● Work instructions
Omit the pictures, please, and give each record below again exactly.

● Raw records
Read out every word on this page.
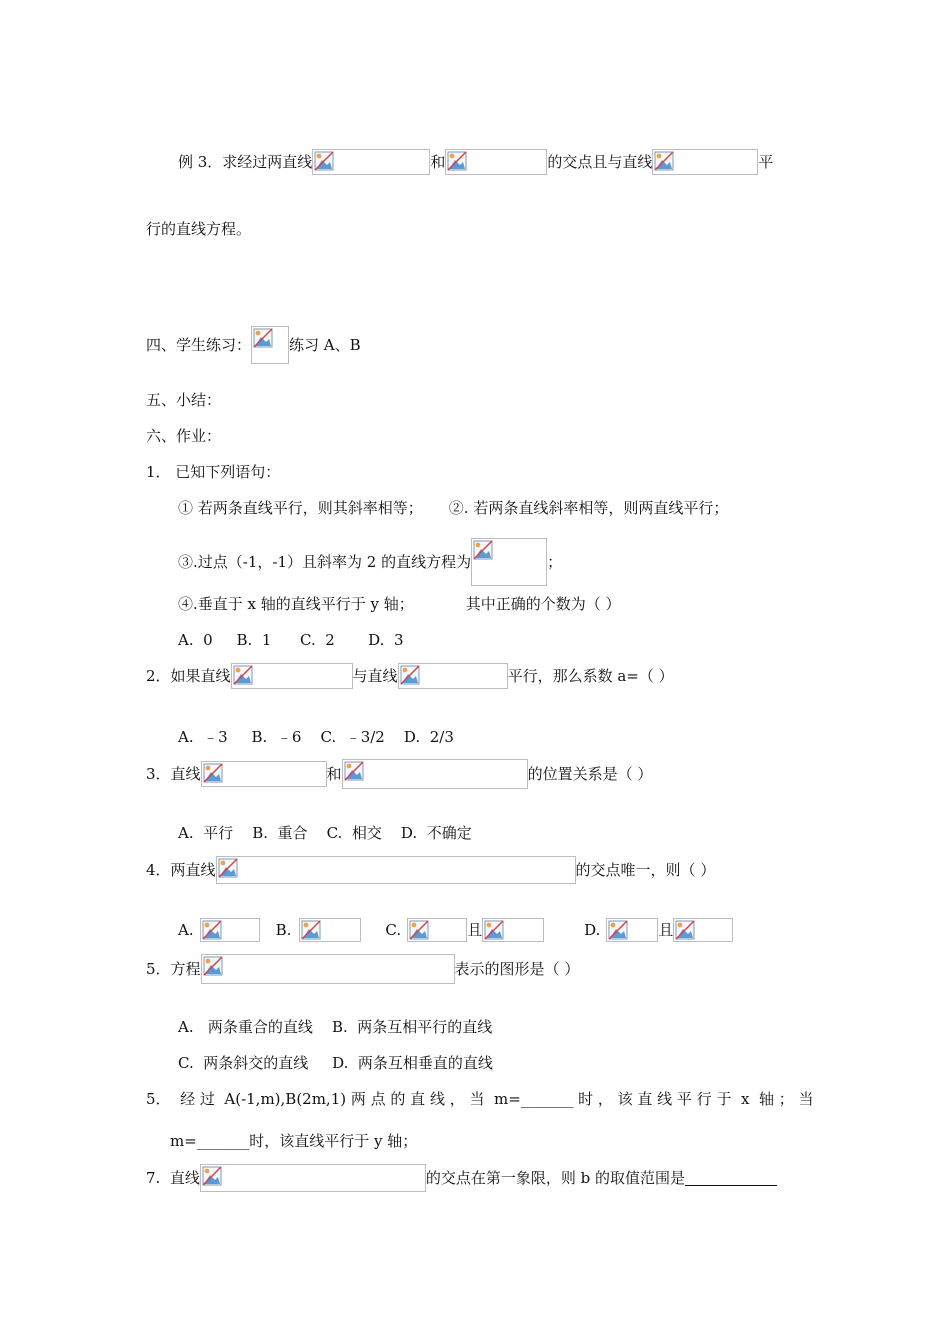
例 3．求经过两直线	和	的交点且与直线	平
行的直线方程。
四、学生练习：	练习 A、B
五、小结：
六、作业：
1． 已知下列语句：
① 若两条直线平行，则其斜率相等； ②. 若两条直线斜率相等，则两直线平行；
③.过点（-1，-1）且斜率为 2 的直线方程为	；
④.垂直于 x 轴的直线平行于 y 轴；	其中正确的个数为（ ）
A.  0     B.  1      C.  2       D.  3
2．如果直线	与直线	平行，那么系数 a=（ ）
A.  ﹣3     B.  ﹣6    C.  ﹣3/2    D.  2/3
3．直线	和	的位置关系是（ ）
A.  平行    B.  重合    C.  相交    D.  不确定
4．两直线	的交点唯一，则（ ）
A.	B.	C.	且	D.	且
5．方程	表示的图形是（ ）
A.   两条重合的直线    B.  两条互相平行的直线
C.  两条斜交的直线     D.  两条互相垂直的直线
5．  经 过  A(-1,m),B(2m,1) 两 点 的 直 线 ， 当  m=_______ 时 ， 该 直 线 平 行 于  x  轴 ； 当
m=_______时，该直线平行于 y 轴；
7.  直线	的交点在第一象限，则 b 的取值范围是
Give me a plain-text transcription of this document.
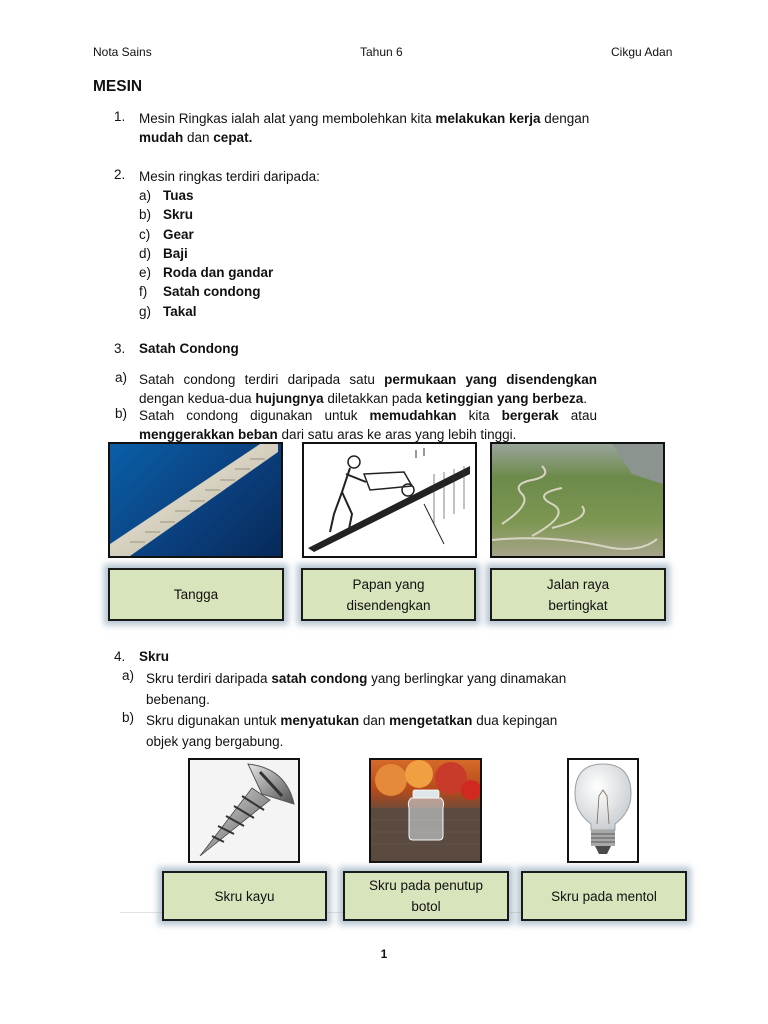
Nota Sains	Tahun 6	Cikgu Adan
MESIN
1. Mesin Ringkas ialah alat yang membolehkan kita melakukan kerja dengan mudah dan cepat.
2. Mesin ringkas terdiri daripada:
a) Tuas
b) Skru
c) Gear
d) Baji
e) Roda dan gandar
f) Satah condong
g) Takal
3. Satah Condong
a) Satah condong terdiri daripada satu permukaan yang disendengkan dengan kedua-dua hujungnya diletakkan pada ketinggian yang berbeza.
b) Satah condong digunakan untuk memudahkan kita bergerak atau menggerakkan beban dari satu aras ke aras yang lebih tinggi.
Tangga
Papan yang disendengkan
Jalan raya bertingkat
4. Skru
a) Skru terdiri daripada satah condong yang berlingkar yang dinamakan bebenang.
b) Skru digunakan untuk menyatukan dan mengetatkan dua kepingan objek yang bergabung.
Skru kayu
Skru pada penutup botol
Skru pada mentol
1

● Exercise answer
Read out every word on this page.
例 3．求经过两直线	和	的交点且与直线	平
行的直线方程。
四、学生练习：	练习 A、B
五、小结：
六、作业：
1． 已知下列语句：
① 若两条直线平行，则其斜率相等； ②. 若两条直线斜率相等，则两直线平行；
③.过点（-1，-1）且斜率为 2 的直线方程为	；
④.垂直于 x 轴的直线平行于 y 轴；	其中正确的个数为（ ）
A.  0     B.  1      C.  2       D.  3
2．如果直线	与直线	平行，那么系数 a=（ ）
A.  ﹣3     B.  ﹣6    C.  ﹣3/2    D.  2/3
3．直线	和	的位置关系是（ ）
A.  平行    B.  重合    C.  相交    D.  不确定
4．两直线	的交点唯一，则（ ）
A.	B.	C.	且	D.	且
5．方程	表示的图形是（ ）
A.   两条重合的直线    B.  两条互相平行的直线
C.  两条斜交的直线     D.  两条互相垂直的直线
5．  经 过  A(-1,m),B(2m,1) 两 点 的 直 线 ， 当  m=_______ 时 ， 该 直 线 平 行 于  x  轴 ； 当
m=_______时，该直线平行于 y 轴；
7.  直线	的交点在第一象限，则 b 的取值范围是
Give me a plain-text transcription of this document.
Nota Sains	Tahun 6	Cikgu Adan
MESIN
1. Mesin Ringkas ialah alat yang membolehkan kita melakukan kerja dengan mudah dan cepat.
2. Mesin ringkas terdiri daripada:
a) Tuas
b) Skru
c) Gear
d) Baji
e) Roda dan gandar
f) Satah condong
g) Takal
3. Satah Condong
a) Satah condong terdiri daripada satu permukaan yang disendengkan dengan kedua-dua hujungnya diletakkan pada ketinggian yang berbeza.
b) Satah condong digunakan untuk memudahkan kita bergerak atau menggerakkan beban dari satu aras ke aras yang lebih tinggi.
Tangga
Papan yang disendengkan
Jalan raya bertingkat
4. Skru
a) Skru terdiri daripada satah condong yang berlingkar yang dinamakan bebenang.
b) Skru digunakan untuk menyatukan dan mengetatkan dua kepingan objek yang bergabung.
Skru kayu
Skru pada penutup botol
Skru pada mentol
1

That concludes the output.